> _PASSAGE SHOWN_:
*-*-*
The question of the extent to which it is worthwhile to screen for CADASIL is a controversial issue. The study of Dong et al in the accompanying article begins to explore this point. They evaluated the yield of systematically screening for CADASIL mutations in a well-defined group of 218 patients with lacunar stroke consecutively examined in a stroke service. The screening was limited to 4 (exons 3, 4, 5, 6) of the 33 exons of the Notch3 gene, which, as mentioned by the authors, have been estimated to be the site of the mutation in 90% of CADASIL cases in a British population. Among the 218 patients, the authors were able to detect only 1 patient with a mutation in exon 4 of the Notch3 gene, accounting for 0.05% of the whole group. The positive case was a 38-year-old man of African ethnicity, presenting with dysarthria and hemiparesis. He was a smoker, had high cholesterol levels, and showed multiple lacunar infarcts and white matter changes on brain MRI. When the analysis was restricted to those with disease onset at ≤50 years, the frequency of CADASIL-positive cases rose to 11%. We agree with the authors’ conclusion that for now, on a population level, screening may be worthwhile in younger patients with lacunar stroke who also have white matter changes, but in older patients or in those without these changes it is not cost-effective. The proportion of genetically defined cases could rise, extending the analysis to the whole gene. However, unless descriptions of new mutations increase to a great extent, complete analysis is not recommended when the expense and time-consuming nature of the procedure are considered.
The availability of predictive clinical and laboratory tests, including, for instance, selective MRI studies8 or skin biopsy with histopathology studies of skin small-vessel wall, possibly corroborated by immunostaining with antibodies specific for Notch3,9 could be easily and widely applied before the genetic determination. This might improve the yield of genetic analyses, enlarging the indications for screening. However, before they are used systematically, both positive and negative predictive values of pregenetics tests should be reliably estimated. To achieve this goal, with the degree of the phenotypic variance taken into account, large samples of genetically determined cases to be used as the gold standard would be needed. The availability of a number of validated first-level clinical and laboratory markers could lead to the design, with the use of a probability statistical model, of an algorithm that may help in the decision of whether genetic analyses should be performed. Wide collaborations are mandatory for these tasks to be successfully accomplished.
The views expressed in this article are those of the authors and not necessarily those of the National Health Service Executive Program or the Department of Health.
*-*-*
> _USING THE INFORMATION_:
(1) List the exons of the Notch3 gene that were screened in the study described in the CADASIL screening passage.
(2) Answer these questions from the CADASIL screening passage, one line each:
(a) How many patients with lacunar stroke were in the group the study screened?
(b) What was the frequency of CADASIL-positive cases when the analysis was restricted to those with disease onset at ≤50 years?
(c) What must be reliably estimated before pregenetic tests are used systematically?
(3) Repeat the part of the CADASIL screening passage starting with "The views expressed" and going on through "Department of Health.".
*-*-*
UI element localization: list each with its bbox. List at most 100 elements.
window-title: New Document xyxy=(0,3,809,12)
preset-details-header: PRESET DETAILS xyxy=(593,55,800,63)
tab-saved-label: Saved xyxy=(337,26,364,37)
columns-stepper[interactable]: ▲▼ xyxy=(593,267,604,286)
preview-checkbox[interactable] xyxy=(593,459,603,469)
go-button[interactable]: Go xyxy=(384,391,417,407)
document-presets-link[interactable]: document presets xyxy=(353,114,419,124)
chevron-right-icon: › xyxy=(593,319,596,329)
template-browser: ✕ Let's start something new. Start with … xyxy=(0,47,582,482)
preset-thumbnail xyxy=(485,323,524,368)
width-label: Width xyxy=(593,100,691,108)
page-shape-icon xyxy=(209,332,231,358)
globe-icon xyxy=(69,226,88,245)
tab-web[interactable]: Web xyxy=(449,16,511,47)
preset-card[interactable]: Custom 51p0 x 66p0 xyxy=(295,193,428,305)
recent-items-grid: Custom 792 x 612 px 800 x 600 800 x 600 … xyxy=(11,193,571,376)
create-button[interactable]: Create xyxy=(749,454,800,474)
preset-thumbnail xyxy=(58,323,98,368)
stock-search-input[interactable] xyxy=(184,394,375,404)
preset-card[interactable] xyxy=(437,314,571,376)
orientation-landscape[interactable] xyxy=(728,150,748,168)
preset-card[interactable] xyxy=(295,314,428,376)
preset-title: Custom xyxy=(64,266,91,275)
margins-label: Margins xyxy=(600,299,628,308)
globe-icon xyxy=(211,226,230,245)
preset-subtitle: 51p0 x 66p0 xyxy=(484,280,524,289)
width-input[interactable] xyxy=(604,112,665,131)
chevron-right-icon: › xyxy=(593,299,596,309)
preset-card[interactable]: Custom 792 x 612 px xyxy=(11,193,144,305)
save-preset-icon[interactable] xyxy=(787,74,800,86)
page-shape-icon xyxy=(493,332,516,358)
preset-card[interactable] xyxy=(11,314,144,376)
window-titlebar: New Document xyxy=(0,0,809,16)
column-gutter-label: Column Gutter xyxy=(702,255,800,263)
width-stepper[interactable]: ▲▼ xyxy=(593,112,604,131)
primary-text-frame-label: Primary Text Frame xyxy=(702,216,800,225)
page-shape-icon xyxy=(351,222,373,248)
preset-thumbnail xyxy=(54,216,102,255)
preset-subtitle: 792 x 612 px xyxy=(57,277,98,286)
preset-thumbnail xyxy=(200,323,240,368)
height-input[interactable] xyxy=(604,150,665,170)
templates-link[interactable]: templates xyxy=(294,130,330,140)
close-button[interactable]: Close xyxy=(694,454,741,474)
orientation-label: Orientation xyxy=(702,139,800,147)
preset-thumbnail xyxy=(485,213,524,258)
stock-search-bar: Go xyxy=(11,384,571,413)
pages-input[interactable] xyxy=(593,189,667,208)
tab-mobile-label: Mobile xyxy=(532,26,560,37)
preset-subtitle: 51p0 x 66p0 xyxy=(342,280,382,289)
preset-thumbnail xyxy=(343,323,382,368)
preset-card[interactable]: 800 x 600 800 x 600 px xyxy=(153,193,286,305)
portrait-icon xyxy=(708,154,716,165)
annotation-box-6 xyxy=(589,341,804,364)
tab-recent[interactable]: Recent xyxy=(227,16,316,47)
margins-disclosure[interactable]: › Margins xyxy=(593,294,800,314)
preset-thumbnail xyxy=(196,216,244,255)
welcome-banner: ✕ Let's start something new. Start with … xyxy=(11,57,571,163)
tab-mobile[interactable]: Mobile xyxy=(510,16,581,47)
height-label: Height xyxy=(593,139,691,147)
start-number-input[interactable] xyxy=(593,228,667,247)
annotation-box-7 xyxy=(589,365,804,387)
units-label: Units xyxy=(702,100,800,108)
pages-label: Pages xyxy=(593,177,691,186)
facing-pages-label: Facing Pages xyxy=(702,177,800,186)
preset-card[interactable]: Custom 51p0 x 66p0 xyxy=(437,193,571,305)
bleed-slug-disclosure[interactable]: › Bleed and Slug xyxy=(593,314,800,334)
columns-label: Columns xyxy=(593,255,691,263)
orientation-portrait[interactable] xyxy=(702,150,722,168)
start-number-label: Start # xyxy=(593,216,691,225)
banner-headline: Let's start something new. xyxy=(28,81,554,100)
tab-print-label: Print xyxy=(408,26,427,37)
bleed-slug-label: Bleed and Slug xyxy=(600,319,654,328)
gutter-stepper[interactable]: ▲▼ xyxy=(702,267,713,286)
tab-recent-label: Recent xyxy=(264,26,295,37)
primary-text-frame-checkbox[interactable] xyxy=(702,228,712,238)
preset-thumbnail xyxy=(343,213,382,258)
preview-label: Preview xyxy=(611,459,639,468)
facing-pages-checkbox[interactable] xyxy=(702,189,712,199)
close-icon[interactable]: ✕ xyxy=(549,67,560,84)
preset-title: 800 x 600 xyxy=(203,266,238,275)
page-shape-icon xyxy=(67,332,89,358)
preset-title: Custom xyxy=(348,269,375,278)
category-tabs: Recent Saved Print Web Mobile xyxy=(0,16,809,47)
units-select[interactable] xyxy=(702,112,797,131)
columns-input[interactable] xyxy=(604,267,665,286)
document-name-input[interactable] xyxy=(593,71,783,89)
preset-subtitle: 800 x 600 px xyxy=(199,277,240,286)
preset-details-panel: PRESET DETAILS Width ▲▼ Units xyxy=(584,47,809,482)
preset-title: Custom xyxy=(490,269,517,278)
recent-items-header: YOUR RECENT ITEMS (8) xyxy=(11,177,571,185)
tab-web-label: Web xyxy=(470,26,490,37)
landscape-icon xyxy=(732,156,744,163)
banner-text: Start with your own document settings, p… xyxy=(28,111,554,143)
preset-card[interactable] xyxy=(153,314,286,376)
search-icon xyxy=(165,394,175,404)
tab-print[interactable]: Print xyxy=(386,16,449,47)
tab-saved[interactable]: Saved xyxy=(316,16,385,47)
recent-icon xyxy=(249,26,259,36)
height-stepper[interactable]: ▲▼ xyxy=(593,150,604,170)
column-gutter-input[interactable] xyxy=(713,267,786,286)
*-*-*
> _SOLUTIONS IN ORDER_:
(1) Exons 3, 4, 5, and 6

(2)
(a) 218
(b) 11%
(c) Both the positive and negative predictive values of the pregenetic tests

(3)
The views expressed in this article are those of the authors and not necessarily those of the National Health Service Executive Program or the Department of Health.